Copy out the lines that have "life" in them.

SUPPLIED INFORMATION:
--- begin ---
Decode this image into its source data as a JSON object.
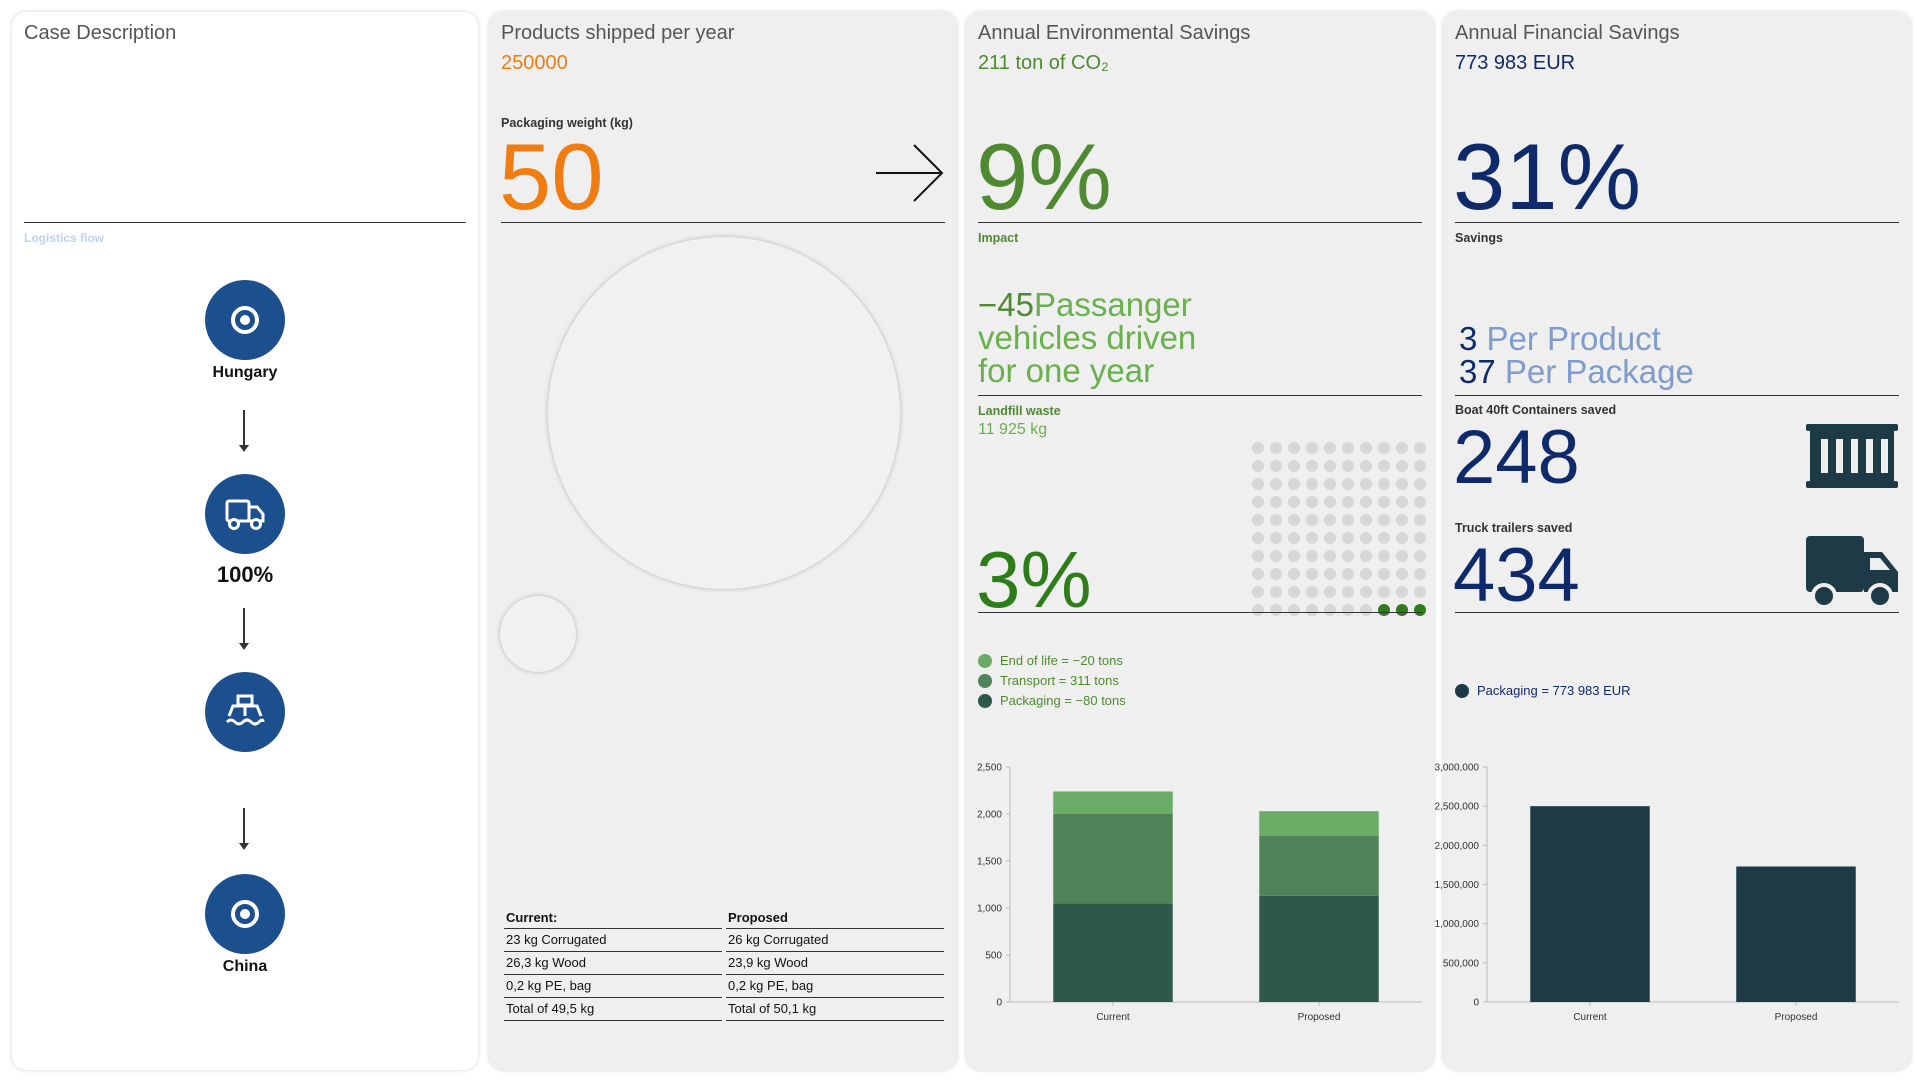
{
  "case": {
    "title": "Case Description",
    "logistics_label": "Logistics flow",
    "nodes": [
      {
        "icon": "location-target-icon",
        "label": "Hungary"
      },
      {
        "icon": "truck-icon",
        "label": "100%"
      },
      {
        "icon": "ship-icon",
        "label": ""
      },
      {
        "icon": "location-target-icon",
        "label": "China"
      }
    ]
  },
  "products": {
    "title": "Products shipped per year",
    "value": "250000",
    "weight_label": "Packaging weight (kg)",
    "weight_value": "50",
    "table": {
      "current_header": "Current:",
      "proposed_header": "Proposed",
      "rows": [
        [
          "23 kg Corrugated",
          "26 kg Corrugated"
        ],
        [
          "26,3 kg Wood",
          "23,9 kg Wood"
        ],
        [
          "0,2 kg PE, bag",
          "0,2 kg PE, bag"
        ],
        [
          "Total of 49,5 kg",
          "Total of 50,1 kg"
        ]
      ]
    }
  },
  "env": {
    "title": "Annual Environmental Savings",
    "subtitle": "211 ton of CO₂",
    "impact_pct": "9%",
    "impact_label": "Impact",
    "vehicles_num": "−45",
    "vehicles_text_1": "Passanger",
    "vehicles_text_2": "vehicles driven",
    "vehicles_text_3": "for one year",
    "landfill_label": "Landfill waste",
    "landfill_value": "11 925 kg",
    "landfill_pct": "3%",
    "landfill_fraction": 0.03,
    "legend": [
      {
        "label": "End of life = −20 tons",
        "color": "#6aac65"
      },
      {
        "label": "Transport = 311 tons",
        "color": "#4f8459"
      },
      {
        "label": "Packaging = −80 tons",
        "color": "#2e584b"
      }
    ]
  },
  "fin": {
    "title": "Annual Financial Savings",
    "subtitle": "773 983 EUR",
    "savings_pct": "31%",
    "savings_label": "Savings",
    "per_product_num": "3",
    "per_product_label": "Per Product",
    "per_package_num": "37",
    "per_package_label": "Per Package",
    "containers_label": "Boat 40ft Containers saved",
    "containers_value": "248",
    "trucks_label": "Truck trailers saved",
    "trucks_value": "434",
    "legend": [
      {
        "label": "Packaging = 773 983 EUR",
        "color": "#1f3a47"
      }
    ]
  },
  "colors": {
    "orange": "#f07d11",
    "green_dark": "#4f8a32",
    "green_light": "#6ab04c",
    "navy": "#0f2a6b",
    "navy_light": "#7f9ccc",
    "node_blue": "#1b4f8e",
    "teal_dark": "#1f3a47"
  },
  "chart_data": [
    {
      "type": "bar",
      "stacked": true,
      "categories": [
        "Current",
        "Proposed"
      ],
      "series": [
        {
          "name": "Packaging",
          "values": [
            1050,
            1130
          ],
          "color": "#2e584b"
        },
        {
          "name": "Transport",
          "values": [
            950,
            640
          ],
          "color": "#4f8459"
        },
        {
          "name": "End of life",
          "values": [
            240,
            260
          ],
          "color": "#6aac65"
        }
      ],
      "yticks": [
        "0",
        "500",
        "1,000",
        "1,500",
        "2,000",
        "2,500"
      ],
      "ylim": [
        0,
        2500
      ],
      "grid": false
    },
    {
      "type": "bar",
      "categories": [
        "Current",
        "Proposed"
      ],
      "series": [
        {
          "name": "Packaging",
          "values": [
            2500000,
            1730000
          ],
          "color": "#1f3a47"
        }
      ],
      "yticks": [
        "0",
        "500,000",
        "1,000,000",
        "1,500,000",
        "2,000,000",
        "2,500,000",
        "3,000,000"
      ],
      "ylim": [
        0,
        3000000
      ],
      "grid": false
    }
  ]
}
--- end ---
--- begin ---
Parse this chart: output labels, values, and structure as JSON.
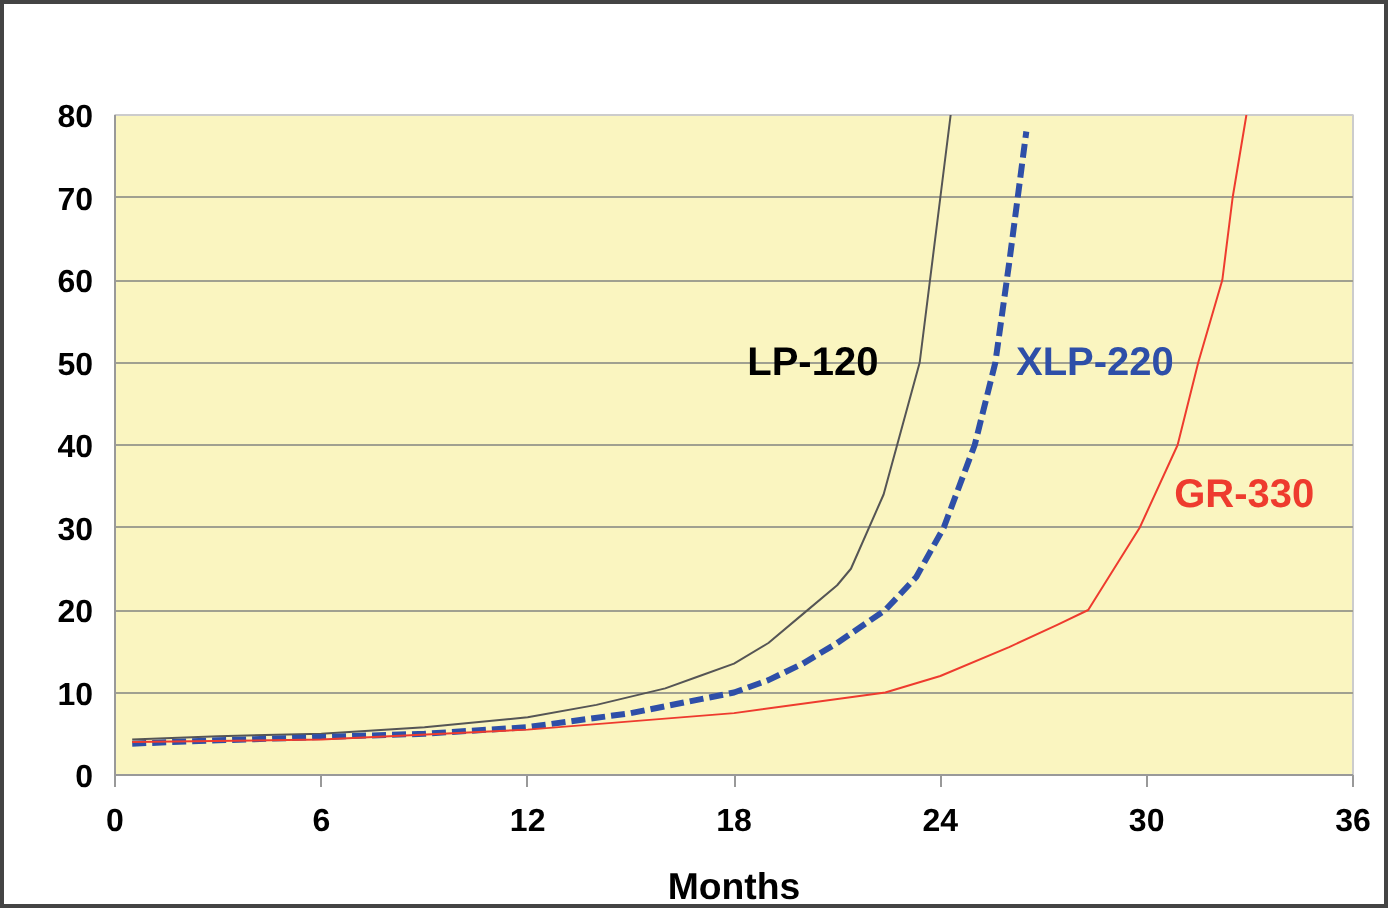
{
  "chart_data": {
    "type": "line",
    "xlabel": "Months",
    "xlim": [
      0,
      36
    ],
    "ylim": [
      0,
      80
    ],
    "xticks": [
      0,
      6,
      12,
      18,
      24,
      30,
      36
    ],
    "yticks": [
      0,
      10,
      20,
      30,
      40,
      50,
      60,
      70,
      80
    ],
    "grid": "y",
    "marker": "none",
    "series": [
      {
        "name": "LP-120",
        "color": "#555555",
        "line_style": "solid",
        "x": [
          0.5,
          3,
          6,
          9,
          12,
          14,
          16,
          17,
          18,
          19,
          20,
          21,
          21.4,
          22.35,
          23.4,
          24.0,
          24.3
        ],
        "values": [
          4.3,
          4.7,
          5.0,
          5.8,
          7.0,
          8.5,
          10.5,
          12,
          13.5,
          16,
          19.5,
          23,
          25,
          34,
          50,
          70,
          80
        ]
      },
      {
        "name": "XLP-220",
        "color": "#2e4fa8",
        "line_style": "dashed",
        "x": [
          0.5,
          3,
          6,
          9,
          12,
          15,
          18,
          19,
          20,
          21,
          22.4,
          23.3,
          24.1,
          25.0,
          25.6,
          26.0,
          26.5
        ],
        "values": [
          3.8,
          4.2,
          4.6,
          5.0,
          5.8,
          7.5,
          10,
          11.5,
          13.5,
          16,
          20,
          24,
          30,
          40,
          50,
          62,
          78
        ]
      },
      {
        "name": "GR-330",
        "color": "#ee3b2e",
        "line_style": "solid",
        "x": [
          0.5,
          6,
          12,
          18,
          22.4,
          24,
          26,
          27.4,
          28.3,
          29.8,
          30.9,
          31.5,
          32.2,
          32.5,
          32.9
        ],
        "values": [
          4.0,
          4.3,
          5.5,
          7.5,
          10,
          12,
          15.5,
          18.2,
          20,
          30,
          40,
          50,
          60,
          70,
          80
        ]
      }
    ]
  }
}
--- end ---
FINISHED EXERCISE:
        "label": "End of life = −20 tons",
          "name": "End of life",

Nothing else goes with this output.